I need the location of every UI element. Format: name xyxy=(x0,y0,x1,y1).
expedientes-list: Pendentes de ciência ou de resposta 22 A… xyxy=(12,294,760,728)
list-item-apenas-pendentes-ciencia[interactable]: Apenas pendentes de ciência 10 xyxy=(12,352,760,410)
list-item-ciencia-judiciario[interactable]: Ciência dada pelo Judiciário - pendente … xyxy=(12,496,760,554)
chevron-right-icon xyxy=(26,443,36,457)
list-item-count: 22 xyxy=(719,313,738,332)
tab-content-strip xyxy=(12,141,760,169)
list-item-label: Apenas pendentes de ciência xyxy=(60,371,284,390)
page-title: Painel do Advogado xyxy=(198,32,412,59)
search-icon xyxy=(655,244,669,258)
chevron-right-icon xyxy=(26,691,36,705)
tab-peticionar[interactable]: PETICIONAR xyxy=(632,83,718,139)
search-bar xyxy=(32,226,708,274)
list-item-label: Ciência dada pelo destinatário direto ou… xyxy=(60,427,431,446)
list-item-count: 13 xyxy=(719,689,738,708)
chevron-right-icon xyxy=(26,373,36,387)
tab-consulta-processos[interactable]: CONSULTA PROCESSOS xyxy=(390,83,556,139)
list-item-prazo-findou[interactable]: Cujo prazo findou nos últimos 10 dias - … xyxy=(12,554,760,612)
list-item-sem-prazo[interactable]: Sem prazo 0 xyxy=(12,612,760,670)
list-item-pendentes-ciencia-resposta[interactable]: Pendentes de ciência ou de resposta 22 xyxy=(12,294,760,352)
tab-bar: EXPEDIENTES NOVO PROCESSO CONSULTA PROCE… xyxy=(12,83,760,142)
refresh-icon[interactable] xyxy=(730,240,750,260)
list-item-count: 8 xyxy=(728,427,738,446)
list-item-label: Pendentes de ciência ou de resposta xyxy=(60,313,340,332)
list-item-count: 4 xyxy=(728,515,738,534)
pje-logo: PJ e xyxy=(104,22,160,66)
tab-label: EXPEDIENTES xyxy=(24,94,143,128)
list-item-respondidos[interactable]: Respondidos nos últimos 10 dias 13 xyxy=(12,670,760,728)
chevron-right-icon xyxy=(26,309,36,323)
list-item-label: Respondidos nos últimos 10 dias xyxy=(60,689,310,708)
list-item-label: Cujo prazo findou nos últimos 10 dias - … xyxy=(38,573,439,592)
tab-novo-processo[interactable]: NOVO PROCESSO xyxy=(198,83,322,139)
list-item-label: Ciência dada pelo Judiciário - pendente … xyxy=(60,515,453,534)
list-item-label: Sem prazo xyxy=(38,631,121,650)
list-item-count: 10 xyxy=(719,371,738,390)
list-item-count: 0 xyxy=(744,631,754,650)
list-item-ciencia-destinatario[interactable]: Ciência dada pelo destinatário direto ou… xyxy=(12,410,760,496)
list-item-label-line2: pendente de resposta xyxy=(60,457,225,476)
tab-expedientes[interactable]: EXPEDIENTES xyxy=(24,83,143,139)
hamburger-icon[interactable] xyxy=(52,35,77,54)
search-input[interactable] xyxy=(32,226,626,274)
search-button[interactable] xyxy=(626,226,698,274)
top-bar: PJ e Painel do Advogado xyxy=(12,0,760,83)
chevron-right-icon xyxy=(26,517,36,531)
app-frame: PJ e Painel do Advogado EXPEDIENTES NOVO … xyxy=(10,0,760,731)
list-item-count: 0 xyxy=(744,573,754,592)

----

Please rewrite every entry above, changing "chevron-right-icon" to "arrow-right-icon" wherever it occurs and keeping everything else the same.

I need the location of every UI element. Format: name xyxy=(x0,y0,x1,y1).
expedientes-list: Pendentes de ciência ou de resposta 22 A… xyxy=(12,294,760,728)
list-item-apenas-pendentes-ciencia[interactable]: Apenas pendentes de ciência 10 xyxy=(12,352,760,410)
list-item-ciencia-judiciario[interactable]: Ciência dada pelo Judiciário - pendente … xyxy=(12,496,760,554)
arrow-right-icon xyxy=(26,443,36,457)
list-item-count: 22 xyxy=(719,313,738,332)
tab-content-strip xyxy=(12,141,760,169)
list-item-label: Apenas pendentes de ciência xyxy=(60,371,284,390)
page-title: Painel do Advogado xyxy=(198,32,412,59)
search-icon xyxy=(655,244,669,258)
arrow-right-icon xyxy=(26,691,36,705)
tab-peticionar[interactable]: PETICIONAR xyxy=(632,83,718,139)
search-bar xyxy=(32,226,708,274)
list-item-label: Ciência dada pelo destinatário direto ou… xyxy=(60,427,431,446)
list-item-count: 13 xyxy=(719,689,738,708)
arrow-right-icon xyxy=(26,373,36,387)
tab-consulta-processos[interactable]: CONSULTA PROCESSOS xyxy=(390,83,556,139)
list-item-prazo-findou[interactable]: Cujo prazo findou nos últimos 10 dias - … xyxy=(12,554,760,612)
list-item-sem-prazo[interactable]: Sem prazo 0 xyxy=(12,612,760,670)
list-item-pendentes-ciencia-resposta[interactable]: Pendentes de ciência ou de resposta 22 xyxy=(12,294,760,352)
tab-bar: EXPEDIENTES NOVO PROCESSO CONSULTA PROCE… xyxy=(12,83,760,142)
refresh-icon[interactable] xyxy=(730,240,750,260)
list-item-count: 8 xyxy=(728,427,738,446)
list-item-label: Pendentes de ciência ou de resposta xyxy=(60,313,340,332)
list-item-count: 4 xyxy=(728,515,738,534)
pje-logo: PJ e xyxy=(104,22,160,66)
tab-label: EXPEDIENTES xyxy=(24,94,143,128)
list-item-respondidos[interactable]: Respondidos nos últimos 10 dias 13 xyxy=(12,670,760,728)
arrow-right-icon xyxy=(26,309,36,323)
list-item-label: Respondidos nos últimos 10 dias xyxy=(60,689,310,708)
list-item-label: Cujo prazo findou nos últimos 10 dias - … xyxy=(38,573,439,592)
tab-novo-processo[interactable]: NOVO PROCESSO xyxy=(198,83,322,139)
list-item-label: Ciência dada pelo Judiciário - pendente … xyxy=(60,515,453,534)
list-item-label: Sem prazo xyxy=(38,631,121,650)
list-item-count: 10 xyxy=(719,371,738,390)
list-item-count: 0 xyxy=(744,631,754,650)
list-item-ciencia-destinatario[interactable]: Ciência dada pelo destinatário direto ou… xyxy=(12,410,760,496)
list-item-label-line2: pendente de resposta xyxy=(60,457,225,476)
tab-expedientes[interactable]: EXPEDIENTES xyxy=(24,83,143,139)
hamburger-icon[interactable] xyxy=(52,35,77,54)
search-input[interactable] xyxy=(32,226,626,274)
search-button[interactable] xyxy=(626,226,698,274)
top-bar: PJ e Painel do Advogado xyxy=(12,0,760,83)
arrow-right-icon xyxy=(26,517,36,531)
app-frame: PJ e Painel do Advogado EXPEDIENTES NOVO … xyxy=(10,0,760,731)
list-item-count: 0 xyxy=(744,573,754,592)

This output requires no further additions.